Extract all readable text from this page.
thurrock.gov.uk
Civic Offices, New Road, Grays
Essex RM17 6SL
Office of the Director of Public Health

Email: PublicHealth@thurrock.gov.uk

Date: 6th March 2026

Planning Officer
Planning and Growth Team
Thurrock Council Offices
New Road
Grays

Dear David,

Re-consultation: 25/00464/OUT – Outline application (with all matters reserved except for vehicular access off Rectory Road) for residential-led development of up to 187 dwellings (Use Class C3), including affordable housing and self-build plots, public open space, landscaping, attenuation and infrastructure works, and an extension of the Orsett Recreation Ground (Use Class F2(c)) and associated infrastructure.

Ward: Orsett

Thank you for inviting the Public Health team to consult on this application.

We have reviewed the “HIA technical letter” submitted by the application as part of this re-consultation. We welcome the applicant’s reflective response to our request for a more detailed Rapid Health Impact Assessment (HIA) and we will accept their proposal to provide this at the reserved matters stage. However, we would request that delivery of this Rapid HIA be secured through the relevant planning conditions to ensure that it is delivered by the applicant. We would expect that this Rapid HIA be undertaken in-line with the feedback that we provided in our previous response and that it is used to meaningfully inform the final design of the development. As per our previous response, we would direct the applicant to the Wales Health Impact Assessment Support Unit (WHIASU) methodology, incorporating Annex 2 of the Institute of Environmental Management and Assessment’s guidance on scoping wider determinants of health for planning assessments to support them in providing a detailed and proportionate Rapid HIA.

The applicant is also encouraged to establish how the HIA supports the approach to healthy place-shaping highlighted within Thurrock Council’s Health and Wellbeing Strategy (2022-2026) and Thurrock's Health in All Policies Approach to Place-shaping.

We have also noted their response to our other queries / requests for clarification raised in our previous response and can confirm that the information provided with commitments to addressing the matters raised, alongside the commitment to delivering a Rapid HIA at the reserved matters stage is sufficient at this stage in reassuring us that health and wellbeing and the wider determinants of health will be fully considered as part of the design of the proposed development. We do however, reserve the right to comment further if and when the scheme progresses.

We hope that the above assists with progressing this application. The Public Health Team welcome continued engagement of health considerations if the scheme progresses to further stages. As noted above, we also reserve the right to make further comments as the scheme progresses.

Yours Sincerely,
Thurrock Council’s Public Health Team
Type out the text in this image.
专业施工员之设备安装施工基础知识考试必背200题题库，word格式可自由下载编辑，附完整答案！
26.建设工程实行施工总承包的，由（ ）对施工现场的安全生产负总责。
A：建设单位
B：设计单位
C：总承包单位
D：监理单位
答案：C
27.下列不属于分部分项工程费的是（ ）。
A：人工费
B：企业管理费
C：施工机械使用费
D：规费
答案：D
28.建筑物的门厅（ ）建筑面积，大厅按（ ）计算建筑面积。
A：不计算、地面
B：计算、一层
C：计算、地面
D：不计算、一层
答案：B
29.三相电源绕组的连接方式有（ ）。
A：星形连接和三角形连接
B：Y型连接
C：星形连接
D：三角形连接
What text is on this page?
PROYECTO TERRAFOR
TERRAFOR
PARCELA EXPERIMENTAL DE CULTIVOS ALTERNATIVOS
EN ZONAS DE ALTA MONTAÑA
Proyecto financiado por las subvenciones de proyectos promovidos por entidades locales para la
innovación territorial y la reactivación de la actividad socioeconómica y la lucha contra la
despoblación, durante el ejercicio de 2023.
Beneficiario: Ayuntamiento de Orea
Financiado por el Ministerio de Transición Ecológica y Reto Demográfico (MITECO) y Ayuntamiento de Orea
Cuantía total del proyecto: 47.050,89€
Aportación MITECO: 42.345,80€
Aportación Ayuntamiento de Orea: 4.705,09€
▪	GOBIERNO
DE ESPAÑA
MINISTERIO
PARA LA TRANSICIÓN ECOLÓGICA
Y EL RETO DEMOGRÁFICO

What you will do:
Look through the records and count each line that holds "MITECO". Write only the total.

Complete answer:
2